───── Supplied entries ─────
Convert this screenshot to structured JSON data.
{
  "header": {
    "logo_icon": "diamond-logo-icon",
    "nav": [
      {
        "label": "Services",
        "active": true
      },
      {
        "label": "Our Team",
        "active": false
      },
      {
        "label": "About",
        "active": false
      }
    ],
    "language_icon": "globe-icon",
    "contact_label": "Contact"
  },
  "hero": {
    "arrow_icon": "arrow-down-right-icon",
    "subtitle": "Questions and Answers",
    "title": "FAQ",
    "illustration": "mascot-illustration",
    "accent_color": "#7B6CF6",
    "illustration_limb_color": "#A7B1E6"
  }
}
─────
───── Supplied entries ─────
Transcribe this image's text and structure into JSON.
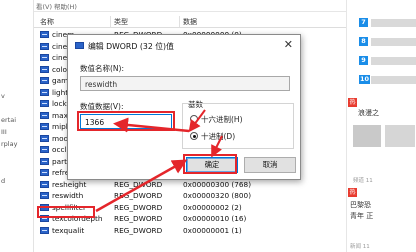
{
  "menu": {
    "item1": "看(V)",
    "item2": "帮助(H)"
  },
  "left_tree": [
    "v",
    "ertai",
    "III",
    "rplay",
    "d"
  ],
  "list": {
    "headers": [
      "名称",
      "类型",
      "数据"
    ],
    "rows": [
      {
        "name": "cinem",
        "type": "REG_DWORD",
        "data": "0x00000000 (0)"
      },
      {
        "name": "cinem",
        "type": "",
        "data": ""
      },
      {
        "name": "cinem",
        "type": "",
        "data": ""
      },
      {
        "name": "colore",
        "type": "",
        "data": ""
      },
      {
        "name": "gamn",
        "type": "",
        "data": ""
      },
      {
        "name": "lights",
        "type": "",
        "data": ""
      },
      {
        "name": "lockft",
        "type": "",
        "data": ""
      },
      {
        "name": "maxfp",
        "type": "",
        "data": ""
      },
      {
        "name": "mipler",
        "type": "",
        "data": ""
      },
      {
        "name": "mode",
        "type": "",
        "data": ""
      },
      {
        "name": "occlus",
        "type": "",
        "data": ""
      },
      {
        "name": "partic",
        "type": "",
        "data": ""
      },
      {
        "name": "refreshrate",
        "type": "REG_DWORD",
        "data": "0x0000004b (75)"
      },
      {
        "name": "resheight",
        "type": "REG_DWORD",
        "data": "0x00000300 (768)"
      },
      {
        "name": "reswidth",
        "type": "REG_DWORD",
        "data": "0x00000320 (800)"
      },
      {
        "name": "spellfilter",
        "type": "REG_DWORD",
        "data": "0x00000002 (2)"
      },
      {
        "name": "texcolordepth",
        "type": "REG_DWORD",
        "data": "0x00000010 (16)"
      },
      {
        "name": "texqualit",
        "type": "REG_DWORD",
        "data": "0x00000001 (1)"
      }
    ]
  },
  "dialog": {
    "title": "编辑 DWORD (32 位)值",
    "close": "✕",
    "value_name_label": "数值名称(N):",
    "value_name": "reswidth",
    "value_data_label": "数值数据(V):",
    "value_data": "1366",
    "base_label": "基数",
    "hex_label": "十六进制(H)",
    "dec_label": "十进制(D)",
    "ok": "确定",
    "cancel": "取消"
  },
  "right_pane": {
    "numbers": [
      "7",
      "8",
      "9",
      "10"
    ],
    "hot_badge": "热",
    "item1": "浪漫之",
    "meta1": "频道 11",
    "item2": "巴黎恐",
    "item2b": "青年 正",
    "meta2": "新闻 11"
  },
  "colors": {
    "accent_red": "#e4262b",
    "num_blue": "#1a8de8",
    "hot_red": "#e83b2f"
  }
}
─────
## Written task
Across the data above, how many lines include the word "this"? Give only the count.

## The answer
2